▸ **BRIEF**:
Quote the records that follow in full and exactly; leave out the pictures.

##############################

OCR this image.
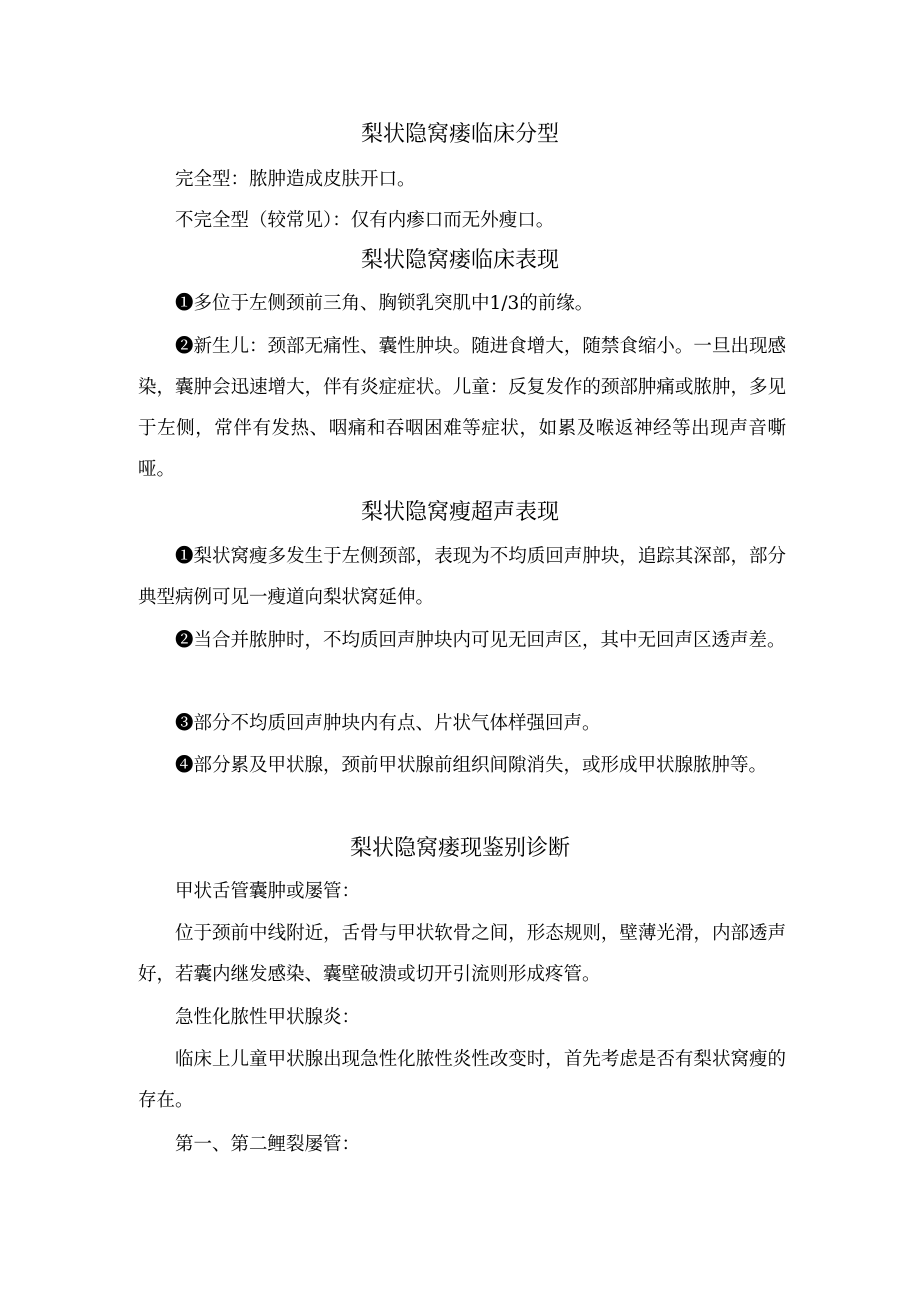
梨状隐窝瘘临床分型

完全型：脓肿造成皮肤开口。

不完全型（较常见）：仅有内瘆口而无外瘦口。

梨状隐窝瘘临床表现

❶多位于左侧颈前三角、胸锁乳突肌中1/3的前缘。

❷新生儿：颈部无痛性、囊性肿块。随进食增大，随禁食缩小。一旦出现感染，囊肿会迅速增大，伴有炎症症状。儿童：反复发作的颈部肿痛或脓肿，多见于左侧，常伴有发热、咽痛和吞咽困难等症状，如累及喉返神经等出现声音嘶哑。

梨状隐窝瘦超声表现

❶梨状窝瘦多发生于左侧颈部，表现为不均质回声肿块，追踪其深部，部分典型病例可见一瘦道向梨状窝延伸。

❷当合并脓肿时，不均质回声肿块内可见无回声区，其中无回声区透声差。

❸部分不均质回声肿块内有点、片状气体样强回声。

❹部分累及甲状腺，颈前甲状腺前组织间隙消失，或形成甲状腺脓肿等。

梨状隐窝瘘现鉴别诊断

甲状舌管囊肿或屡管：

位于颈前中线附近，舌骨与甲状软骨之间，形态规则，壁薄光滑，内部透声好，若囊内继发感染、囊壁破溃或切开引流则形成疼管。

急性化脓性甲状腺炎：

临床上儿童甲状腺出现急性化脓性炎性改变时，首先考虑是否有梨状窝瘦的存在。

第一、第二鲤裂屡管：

##############################

▸ **EXERCISE RESULT**:
OCR this image.
梨状隐窝瘘临床分型

完全型：脓肿造成皮肤开口。

不完全型（较常见）：仅有内瘆口而无外瘦口。

梨状隐窝瘘临床表现

❶多位于左侧颈前三角、胸锁乳突肌中1/3的前缘。

❷新生儿：颈部无痛性、囊性肿块。随进食增大，随禁食缩小。一旦出现感染，囊肿会迅速增大，伴有炎症症状。儿童：反复发作的颈部肿痛或脓肿，多见于左侧，常伴有发热、咽痛和吞咽困难等症状，如累及喉返神经等出现声音嘶哑。

梨状隐窝瘦超声表现

❶梨状窝瘦多发生于左侧颈部，表现为不均质回声肿块，追踪其深部，部分典型病例可见一瘦道向梨状窝延伸。

❷当合并脓肿时，不均质回声肿块内可见无回声区，其中无回声区透声差。

❸部分不均质回声肿块内有点、片状气体样强回声。

❹部分累及甲状腺，颈前甲状腺前组织间隙消失，或形成甲状腺脓肿等。

梨状隐窝瘘现鉴别诊断

甲状舌管囊肿或屡管：

位于颈前中线附近，舌骨与甲状软骨之间，形态规则，壁薄光滑，内部透声好，若囊内继发感染、囊壁破溃或切开引流则形成疼管。

急性化脓性甲状腺炎：

临床上儿童甲状腺出现急性化脓性炎性改变时，首先考虑是否有梨状窝瘦的存在。

第一、第二鲤裂屡管：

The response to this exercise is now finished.